-- Start Data for the task --
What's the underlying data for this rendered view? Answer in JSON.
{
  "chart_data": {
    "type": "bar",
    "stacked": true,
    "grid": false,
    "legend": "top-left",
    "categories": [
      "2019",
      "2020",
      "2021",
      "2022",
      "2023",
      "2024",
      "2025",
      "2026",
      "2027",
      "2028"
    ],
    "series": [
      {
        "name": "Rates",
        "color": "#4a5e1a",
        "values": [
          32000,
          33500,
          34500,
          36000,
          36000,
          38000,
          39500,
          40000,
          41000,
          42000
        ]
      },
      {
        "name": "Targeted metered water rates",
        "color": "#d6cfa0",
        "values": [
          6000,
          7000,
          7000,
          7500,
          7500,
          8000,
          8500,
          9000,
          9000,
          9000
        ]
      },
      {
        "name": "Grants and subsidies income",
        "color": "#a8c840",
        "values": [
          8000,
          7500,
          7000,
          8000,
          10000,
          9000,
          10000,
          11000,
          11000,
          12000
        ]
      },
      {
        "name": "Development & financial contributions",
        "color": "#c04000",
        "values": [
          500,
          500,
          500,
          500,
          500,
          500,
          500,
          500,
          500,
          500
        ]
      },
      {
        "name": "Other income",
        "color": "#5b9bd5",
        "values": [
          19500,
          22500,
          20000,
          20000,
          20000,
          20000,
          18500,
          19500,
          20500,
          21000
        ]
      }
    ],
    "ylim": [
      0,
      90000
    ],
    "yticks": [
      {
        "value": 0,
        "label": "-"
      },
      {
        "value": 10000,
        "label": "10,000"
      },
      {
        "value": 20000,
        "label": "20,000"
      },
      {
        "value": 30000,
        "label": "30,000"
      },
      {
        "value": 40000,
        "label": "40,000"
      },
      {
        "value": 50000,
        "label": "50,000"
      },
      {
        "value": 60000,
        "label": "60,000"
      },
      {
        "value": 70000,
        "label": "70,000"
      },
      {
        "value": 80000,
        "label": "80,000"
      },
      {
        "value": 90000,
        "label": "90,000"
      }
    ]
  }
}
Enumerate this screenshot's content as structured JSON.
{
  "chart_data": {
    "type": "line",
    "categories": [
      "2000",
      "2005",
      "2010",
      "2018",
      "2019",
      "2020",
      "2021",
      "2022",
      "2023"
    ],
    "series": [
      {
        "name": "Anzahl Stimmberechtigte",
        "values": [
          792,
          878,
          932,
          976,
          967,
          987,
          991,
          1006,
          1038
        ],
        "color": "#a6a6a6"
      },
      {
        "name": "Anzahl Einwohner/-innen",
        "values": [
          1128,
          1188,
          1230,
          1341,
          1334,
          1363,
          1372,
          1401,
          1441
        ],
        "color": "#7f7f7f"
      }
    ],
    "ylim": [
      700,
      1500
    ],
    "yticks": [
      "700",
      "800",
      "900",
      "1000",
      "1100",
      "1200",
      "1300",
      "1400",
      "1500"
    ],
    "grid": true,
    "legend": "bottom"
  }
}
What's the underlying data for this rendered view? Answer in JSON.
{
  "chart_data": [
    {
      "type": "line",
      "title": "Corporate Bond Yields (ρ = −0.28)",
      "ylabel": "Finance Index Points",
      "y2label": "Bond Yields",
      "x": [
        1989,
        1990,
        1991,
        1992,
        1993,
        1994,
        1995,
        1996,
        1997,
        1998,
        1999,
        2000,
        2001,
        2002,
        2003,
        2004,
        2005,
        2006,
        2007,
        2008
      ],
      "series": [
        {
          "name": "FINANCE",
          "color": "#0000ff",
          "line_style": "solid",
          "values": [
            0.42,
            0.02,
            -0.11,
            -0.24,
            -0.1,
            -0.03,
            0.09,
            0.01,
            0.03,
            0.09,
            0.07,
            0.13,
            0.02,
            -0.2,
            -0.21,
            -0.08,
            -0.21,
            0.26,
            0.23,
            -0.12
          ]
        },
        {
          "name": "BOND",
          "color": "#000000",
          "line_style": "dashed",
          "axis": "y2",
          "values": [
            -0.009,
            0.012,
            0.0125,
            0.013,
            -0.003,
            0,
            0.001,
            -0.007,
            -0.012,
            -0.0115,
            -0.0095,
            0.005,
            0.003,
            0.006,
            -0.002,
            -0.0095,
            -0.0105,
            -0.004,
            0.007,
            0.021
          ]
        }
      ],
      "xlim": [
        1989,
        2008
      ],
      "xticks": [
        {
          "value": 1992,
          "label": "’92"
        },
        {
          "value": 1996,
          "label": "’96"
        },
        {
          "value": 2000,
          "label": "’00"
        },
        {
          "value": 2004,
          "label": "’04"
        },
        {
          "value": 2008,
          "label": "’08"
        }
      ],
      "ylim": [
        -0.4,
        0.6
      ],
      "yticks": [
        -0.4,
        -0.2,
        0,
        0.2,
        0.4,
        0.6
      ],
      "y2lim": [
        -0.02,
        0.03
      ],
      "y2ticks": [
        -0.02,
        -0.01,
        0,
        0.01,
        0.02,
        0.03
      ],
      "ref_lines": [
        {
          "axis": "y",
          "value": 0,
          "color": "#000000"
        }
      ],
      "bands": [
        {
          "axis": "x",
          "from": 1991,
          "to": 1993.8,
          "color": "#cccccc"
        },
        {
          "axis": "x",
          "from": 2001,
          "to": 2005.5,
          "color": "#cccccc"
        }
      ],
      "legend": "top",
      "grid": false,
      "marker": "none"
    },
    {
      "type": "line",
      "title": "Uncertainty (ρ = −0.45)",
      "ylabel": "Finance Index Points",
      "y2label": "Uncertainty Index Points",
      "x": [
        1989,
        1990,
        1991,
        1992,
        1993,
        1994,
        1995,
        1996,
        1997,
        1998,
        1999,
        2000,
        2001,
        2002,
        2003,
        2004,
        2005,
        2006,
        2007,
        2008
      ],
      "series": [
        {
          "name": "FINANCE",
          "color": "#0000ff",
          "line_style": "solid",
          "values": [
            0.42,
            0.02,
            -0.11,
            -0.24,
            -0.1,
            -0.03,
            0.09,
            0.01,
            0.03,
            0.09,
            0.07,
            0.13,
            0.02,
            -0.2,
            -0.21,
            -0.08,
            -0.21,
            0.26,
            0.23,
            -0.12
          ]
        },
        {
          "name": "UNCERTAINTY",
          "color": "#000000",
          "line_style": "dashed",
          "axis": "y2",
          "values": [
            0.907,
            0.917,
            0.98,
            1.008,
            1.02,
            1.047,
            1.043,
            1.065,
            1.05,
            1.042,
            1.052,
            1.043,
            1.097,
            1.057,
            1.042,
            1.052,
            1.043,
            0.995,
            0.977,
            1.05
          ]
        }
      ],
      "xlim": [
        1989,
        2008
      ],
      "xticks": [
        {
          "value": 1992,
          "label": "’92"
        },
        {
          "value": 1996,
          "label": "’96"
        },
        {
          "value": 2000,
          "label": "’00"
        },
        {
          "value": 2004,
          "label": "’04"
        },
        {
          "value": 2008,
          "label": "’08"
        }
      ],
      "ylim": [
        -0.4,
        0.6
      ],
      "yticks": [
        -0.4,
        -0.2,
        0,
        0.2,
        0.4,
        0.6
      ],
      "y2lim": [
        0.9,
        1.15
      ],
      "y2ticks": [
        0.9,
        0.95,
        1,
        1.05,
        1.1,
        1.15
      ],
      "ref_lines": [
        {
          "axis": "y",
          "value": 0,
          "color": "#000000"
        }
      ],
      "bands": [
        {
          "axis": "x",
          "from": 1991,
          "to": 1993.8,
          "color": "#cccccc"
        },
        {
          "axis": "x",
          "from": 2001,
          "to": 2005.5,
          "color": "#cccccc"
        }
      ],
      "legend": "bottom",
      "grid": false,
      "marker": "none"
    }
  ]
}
-- End Data for the task --
- _Instructions to follow_
Retype each record exactly, leaving nothing out.

- _Result of this exercise_
What's the underlying data for this rendered view? Answer in JSON.
{
  "chart_data": {
    "type": "bar",
    "stacked": true,
    "grid": false,
    "legend": "top-left",
    "categories": [
      "2019",
      "2020",
      "2021",
      "2022",
      "2023",
      "2024",
      "2025",
      "2026",
      "2027",
      "2028"
    ],
    "series": [
      {
        "name": "Rates",
        "color": "#4a5e1a",
        "values": [
          32000,
          33500,
          34500,
          36000,
          36000,
          38000,
          39500,
          40000,
          41000,
          42000
        ]
      },
      {
        "name": "Targeted metered water rates",
        "color": "#d6cfa0",
        "values": [
          6000,
          7000,
          7000,
          7500,
          7500,
          8000,
          8500,
          9000,
          9000,
          9000
        ]
      },
      {
        "name": "Grants and subsidies income",
        "color": "#a8c840",
        "values": [
          8000,
          7500,
          7000,
          8000,
          10000,
          9000,
          10000,
          11000,
          11000,
          12000
        ]
      },
      {
        "name": "Development & financial contributions",
        "color": "#c04000",
        "values": [
          500,
          500,
          500,
          500,
          500,
          500,
          500,
          500,
          500,
          500
        ]
      },
      {
        "name": "Other income",
        "color": "#5b9bd5",
        "values": [
          19500,
          22500,
          20000,
          20000,
          20000,
          20000,
          18500,
          19500,
          20500,
          21000
        ]
      }
    ],
    "ylim": [
      0,
      90000
    ],
    "yticks": [
      {
        "value": 0,
        "label": "-"
      },
      {
        "value": 10000,
        "label": "10,000"
      },
      {
        "value": 20000,
        "label": "20,000"
      },
      {
        "value": 30000,
        "label": "30,000"
      },
      {
        "value": 40000,
        "label": "40,000"
      },
      {
        "value": 50000,
        "label": "50,000"
      },
      {
        "value": 60000,
        "label": "60,000"
      },
      {
        "value": 70000,
        "label": "70,000"
      },
      {
        "value": 80000,
        "label": "80,000"
      },
      {
        "value": 90000,
        "label": "90,000"
      }
    ]
  }
}
Enumerate this screenshot's content as structured JSON.
{
  "chart_data": {
    "type": "line",
    "categories": [
      "2000",
      "2005",
      "2010",
      "2018",
      "2019",
      "2020",
      "2021",
      "2022",
      "2023"
    ],
    "series": [
      {
        "name": "Anzahl Stimmberechtigte",
        "values": [
          792,
          878,
          932,
          976,
          967,
          987,
          991,
          1006,
          1038
        ],
        "color": "#a6a6a6"
      },
      {
        "name": "Anzahl Einwohner/-innen",
        "values": [
          1128,
          1188,
          1230,
          1341,
          1334,
          1363,
          1372,
          1401,
          1441
        ],
        "color": "#7f7f7f"
      }
    ],
    "ylim": [
      700,
      1500
    ],
    "yticks": [
      "700",
      "800",
      "900",
      "1000",
      "1100",
      "1200",
      "1300",
      "1400",
      "1500"
    ],
    "grid": true,
    "legend": "bottom"
  }
}
What's the underlying data for this rendered view? Answer in JSON.
{
  "chart_data": [
    {
      "type": "line",
      "title": "Corporate Bond Yields (ρ = −0.28)",
      "ylabel": "Finance Index Points",
      "y2label": "Bond Yields",
      "x": [
        1989,
        1990,
        1991,
        1992,
        1993,
        1994,
        1995,
        1996,
        1997,
        1998,
        1999,
        2000,
        2001,
        2002,
        2003,
        2004,
        2005,
        2006,
        2007,
        2008
      ],
      "series": [
        {
          "name": "FINANCE",
          "color": "#0000ff",
          "line_style": "solid",
          "values": [
            0.42,
            0.02,
            -0.11,
            -0.24,
            -0.1,
            -0.03,
            0.09,
            0.01,
            0.03,
            0.09,
            0.07,
            0.13,
            0.02,
            -0.2,
            -0.21,
            -0.08,
            -0.21,
            0.26,
            0.23,
            -0.12
          ]
        },
        {
          "name": "BOND",
          "color": "#000000",
          "line_style": "dashed",
          "axis": "y2",
          "values": [
            -0.009,
            0.012,
            0.0125,
            0.013,
            -0.003,
            0,
            0.001,
            -0.007,
            -0.012,
            -0.0115,
            -0.0095,
            0.005,
            0.003,
            0.006,
            -0.002,
            -0.0095,
            -0.0105,
            -0.004,
            0.007,
            0.021
          ]
        }
      ],
      "xlim": [
        1989,
        2008
      ],
      "xticks": [
        {
          "value": 1992,
          "label": "’92"
        },
        {
          "value": 1996,
          "label": "’96"
        },
        {
          "value": 2000,
          "label": "’00"
        },
        {
          "value": 2004,
          "label": "’04"
        },
        {
          "value": 2008,
          "label": "’08"
        }
      ],
      "ylim": [
        -0.4,
        0.6
      ],
      "yticks": [
        -0.4,
        -0.2,
        0,
        0.2,
        0.4,
        0.6
      ],
      "y2lim": [
        -0.02,
        0.03
      ],
      "y2ticks": [
        -0.02,
        -0.01,
        0,
        0.01,
        0.02,
        0.03
      ],
      "ref_lines": [
        {
          "axis": "y",
          "value": 0,
          "color": "#000000"
        }
      ],
      "bands": [
        {
          "axis": "x",
          "from": 1991,
          "to": 1993.8,
          "color": "#cccccc"
        },
        {
          "axis": "x",
          "from": 2001,
          "to": 2005.5,
          "color": "#cccccc"
        }
      ],
      "legend": "top",
      "grid": false,
      "marker": "none"
    },
    {
      "type": "line",
      "title": "Uncertainty (ρ = −0.45)",
      "ylabel": "Finance Index Points",
      "y2label": "Uncertainty Index Points",
      "x": [
        1989,
        1990,
        1991,
        1992,
        1993,
        1994,
        1995,
        1996,
        1997,
        1998,
        1999,
        2000,
        2001,
        2002,
        2003,
        2004,
        2005,
        2006,
        2007,
        2008
      ],
      "series": [
        {
          "name": "FINANCE",
          "color": "#0000ff",
          "line_style": "solid",
          "values": [
            0.42,
            0.02,
            -0.11,
            -0.24,
            -0.1,
            -0.03,
            0.09,
            0.01,
            0.03,
            0.09,
            0.07,
            0.13,
            0.02,
            -0.2,
            -0.21,
            -0.08,
            -0.21,
            0.26,
            0.23,
            -0.12
          ]
        },
        {
          "name": "UNCERTAINTY",
          "color": "#000000",
          "line_style": "dashed",
          "axis": "y2",
          "values": [
            0.907,
            0.917,
            0.98,
            1.008,
            1.02,
            1.047,
            1.043,
            1.065,
            1.05,
            1.042,
            1.052,
            1.043,
            1.097,
            1.057,
            1.042,
            1.052,
            1.043,
            0.995,
            0.977,
            1.05
          ]
        }
      ],
      "xlim": [
        1989,
        2008
      ],
      "xticks": [
        {
          "value": 1992,
          "label": "’92"
        },
        {
          "value": 1996,
          "label": "’96"
        },
        {
          "value": 2000,
          "label": "’00"
        },
        {
          "value": 2004,
          "label": "’04"
        },
        {
          "value": 2008,
          "label": "’08"
        }
      ],
      "ylim": [
        -0.4,
        0.6
      ],
      "yticks": [
        -0.4,
        -0.2,
        0,
        0.2,
        0.4,
        0.6
      ],
      "y2lim": [
        0.9,
        1.15
      ],
      "y2ticks": [
        0.9,
        0.95,
        1,
        1.05,
        1.1,
        1.15
      ],
      "ref_lines": [
        {
          "axis": "y",
          "value": 0,
          "color": "#000000"
        }
      ],
      "bands": [
        {
          "axis": "x",
          "from": 1991,
          "to": 1993.8,
          "color": "#cccccc"
        },
        {
          "axis": "x",
          "from": 2001,
          "to": 2005.5,
          "color": "#cccccc"
        }
      ],
      "legend": "bottom",
      "grid": false,
      "marker": "none"
    }
  ]
}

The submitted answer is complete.